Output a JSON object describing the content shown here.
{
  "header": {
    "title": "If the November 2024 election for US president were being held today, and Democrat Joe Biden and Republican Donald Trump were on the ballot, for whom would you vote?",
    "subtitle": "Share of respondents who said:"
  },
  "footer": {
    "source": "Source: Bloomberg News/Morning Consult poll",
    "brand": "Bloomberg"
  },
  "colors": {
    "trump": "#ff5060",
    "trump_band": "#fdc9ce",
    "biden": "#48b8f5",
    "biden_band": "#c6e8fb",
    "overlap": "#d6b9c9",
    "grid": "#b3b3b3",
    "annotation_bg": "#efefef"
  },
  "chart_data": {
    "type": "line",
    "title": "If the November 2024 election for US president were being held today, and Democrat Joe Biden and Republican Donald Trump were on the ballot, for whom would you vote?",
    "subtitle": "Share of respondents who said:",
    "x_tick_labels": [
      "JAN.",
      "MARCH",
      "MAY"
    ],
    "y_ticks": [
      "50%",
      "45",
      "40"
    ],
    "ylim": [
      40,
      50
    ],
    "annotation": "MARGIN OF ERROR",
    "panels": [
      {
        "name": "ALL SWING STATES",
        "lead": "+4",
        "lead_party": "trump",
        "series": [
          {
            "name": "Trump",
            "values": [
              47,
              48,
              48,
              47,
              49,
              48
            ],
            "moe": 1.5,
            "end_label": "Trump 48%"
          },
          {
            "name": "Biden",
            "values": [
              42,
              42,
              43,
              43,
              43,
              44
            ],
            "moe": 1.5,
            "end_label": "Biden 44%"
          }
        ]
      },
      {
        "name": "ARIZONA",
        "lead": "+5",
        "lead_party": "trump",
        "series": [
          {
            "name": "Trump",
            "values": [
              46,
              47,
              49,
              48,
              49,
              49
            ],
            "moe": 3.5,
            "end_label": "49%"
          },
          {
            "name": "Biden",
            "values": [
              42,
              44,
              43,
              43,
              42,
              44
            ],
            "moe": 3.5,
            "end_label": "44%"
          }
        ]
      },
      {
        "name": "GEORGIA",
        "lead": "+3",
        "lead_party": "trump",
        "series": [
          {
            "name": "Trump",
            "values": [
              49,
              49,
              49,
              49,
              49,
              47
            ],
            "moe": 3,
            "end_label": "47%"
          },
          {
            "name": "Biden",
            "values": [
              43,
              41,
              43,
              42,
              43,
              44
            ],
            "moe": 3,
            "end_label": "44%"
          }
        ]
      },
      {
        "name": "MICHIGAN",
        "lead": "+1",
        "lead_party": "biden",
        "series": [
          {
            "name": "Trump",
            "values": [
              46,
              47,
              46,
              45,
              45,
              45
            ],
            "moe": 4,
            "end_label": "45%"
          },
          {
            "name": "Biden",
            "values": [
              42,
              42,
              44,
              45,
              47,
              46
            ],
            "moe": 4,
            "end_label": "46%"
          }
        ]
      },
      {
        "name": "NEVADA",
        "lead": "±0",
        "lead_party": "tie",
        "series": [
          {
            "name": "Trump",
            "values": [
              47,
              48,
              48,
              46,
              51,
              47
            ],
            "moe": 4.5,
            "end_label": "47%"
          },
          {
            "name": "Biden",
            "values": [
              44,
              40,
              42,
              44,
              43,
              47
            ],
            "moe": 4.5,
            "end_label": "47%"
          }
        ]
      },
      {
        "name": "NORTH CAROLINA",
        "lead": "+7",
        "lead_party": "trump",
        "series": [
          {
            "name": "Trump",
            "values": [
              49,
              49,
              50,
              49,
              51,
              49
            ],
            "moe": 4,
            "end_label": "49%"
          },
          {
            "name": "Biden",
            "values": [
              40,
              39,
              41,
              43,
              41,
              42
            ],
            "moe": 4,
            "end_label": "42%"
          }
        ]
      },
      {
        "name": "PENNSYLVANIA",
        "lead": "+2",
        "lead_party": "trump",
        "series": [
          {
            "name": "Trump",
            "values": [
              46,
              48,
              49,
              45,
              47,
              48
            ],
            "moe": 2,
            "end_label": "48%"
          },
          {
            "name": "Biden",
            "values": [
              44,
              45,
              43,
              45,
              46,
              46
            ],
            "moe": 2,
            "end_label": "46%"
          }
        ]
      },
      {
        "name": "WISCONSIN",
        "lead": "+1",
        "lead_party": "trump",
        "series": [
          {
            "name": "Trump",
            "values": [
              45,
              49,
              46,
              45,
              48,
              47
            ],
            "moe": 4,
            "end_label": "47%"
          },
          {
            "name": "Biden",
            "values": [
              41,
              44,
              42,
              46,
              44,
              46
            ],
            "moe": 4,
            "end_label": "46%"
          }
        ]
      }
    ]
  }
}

* * *

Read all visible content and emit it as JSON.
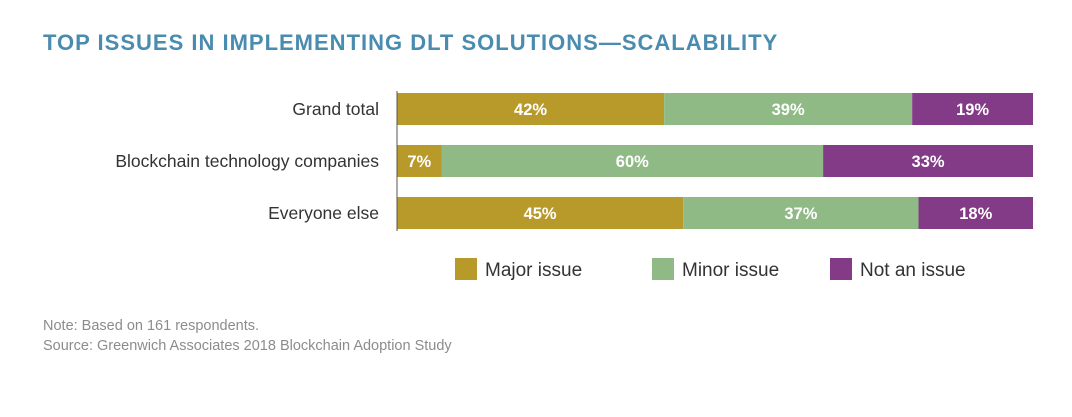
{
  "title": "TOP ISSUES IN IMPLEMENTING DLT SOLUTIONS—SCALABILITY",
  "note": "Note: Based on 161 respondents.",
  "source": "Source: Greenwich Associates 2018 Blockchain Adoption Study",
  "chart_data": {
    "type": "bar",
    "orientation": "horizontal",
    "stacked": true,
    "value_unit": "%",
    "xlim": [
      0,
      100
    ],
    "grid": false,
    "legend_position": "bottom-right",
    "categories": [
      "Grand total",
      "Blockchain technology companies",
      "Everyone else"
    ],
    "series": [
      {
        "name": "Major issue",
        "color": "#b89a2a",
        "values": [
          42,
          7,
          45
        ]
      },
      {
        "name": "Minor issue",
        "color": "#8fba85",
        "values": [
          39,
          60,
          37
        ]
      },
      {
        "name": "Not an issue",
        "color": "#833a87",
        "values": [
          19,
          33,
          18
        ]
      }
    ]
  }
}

...

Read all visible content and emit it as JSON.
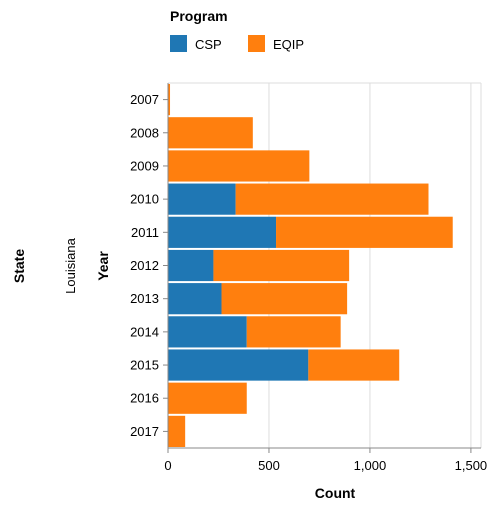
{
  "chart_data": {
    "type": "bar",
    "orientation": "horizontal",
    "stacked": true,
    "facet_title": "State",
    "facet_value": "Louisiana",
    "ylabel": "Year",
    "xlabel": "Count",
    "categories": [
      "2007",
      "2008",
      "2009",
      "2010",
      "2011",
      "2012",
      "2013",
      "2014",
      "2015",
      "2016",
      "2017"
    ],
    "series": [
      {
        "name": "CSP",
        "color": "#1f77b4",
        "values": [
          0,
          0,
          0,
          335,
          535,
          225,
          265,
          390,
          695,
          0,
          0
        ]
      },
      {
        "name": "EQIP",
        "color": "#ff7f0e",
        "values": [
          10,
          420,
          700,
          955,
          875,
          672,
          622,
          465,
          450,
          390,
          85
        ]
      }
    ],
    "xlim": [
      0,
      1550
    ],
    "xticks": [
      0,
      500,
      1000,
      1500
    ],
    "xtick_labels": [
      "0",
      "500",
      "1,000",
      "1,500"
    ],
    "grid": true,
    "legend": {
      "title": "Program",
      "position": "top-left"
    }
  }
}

Problem to work on » Working from the material above, state how many lines contain "Blockchain"; give only the number.

The response » 2